• _Records provided_:
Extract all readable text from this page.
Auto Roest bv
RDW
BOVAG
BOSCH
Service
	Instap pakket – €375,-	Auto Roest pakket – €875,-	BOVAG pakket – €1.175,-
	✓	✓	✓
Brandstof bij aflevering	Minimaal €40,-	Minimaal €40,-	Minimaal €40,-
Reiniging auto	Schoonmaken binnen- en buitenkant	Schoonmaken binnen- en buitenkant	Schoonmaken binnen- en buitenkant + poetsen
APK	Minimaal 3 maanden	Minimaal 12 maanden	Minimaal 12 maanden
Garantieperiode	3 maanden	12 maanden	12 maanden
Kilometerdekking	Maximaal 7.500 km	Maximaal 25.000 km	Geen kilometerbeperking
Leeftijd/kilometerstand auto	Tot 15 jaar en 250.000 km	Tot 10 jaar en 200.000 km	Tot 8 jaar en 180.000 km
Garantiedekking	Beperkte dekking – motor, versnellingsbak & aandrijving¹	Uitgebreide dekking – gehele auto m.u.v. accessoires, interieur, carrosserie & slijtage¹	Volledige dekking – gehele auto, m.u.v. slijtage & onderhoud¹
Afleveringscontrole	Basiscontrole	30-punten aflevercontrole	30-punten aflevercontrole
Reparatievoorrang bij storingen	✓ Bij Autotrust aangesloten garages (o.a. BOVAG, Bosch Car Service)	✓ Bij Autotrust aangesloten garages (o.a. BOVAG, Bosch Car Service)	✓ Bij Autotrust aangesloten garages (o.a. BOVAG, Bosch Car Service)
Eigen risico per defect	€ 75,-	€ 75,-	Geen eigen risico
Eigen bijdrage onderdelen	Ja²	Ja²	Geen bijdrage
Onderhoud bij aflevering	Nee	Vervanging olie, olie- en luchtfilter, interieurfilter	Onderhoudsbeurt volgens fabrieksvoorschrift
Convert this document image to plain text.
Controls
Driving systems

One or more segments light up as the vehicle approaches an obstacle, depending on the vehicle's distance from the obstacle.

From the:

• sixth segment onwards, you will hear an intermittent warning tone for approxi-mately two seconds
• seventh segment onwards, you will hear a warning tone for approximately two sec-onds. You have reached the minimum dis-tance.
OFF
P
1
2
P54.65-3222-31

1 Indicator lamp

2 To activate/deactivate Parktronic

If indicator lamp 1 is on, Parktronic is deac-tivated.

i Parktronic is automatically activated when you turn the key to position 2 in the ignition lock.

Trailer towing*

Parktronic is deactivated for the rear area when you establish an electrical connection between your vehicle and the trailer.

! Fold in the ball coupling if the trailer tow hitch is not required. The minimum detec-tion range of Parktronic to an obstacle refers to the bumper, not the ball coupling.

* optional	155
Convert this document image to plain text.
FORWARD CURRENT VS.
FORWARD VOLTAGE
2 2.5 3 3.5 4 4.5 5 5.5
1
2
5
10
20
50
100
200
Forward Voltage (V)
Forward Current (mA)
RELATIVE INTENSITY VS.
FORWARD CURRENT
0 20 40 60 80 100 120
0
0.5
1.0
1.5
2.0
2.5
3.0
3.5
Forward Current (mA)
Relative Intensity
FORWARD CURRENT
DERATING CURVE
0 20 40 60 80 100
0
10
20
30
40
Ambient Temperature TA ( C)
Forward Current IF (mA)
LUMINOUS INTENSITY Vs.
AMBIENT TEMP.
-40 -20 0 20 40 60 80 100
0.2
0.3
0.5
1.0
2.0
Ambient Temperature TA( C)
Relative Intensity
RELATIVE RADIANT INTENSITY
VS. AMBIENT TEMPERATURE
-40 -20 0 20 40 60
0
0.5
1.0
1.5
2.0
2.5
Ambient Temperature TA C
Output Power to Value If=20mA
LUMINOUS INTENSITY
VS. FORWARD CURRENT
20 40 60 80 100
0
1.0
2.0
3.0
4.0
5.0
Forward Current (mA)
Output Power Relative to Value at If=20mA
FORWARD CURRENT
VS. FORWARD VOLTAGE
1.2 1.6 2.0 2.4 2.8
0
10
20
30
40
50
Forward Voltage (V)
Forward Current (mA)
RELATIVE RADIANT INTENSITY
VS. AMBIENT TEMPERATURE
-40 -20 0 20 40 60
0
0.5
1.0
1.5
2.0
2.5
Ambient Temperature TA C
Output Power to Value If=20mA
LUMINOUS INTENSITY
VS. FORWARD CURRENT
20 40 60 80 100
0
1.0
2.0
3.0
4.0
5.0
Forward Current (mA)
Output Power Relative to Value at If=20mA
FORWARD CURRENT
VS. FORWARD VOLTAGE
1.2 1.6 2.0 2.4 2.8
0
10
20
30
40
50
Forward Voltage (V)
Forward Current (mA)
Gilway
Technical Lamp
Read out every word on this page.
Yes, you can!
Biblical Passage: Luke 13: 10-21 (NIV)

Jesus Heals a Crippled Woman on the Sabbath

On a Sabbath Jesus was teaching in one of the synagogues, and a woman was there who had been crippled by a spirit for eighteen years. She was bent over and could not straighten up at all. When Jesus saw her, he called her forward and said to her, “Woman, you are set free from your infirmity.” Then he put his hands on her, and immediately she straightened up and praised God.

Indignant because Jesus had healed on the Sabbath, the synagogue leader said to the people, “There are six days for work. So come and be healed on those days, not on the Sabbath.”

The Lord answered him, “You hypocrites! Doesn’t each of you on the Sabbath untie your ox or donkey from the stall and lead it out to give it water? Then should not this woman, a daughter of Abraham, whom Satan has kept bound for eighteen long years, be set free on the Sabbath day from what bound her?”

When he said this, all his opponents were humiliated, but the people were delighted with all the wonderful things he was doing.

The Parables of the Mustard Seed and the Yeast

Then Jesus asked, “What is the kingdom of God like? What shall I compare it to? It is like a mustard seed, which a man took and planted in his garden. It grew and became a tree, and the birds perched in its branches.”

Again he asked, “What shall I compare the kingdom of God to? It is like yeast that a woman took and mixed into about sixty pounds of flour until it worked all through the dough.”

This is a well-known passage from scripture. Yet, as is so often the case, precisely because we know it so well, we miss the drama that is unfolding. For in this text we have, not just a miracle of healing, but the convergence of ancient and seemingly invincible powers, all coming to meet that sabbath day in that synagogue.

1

• _Given exercise_: Check the data for the word "said" and pull out the lines that have it.

• _Response_:
On a Sabbath Jesus was teaching in one of the synagogues, and a woman was there who had been crippled by a spirit for eighteen years. She was bent over and could not straighten up at all. When Jesus saw her, he called her forward and said to her, “Woman, you are set free from your infirmity.” Then he put his hands on her, and immediately she straightened up and praised God.
Indignant because Jesus had healed on the Sabbath, the synagogue leader said to the people, “There are six days for work. So come and be healed on those days, not on the Sabbath.”
When he said this, all his opponents were humiliated, but the people were delighted with all the wonderful things he was doing.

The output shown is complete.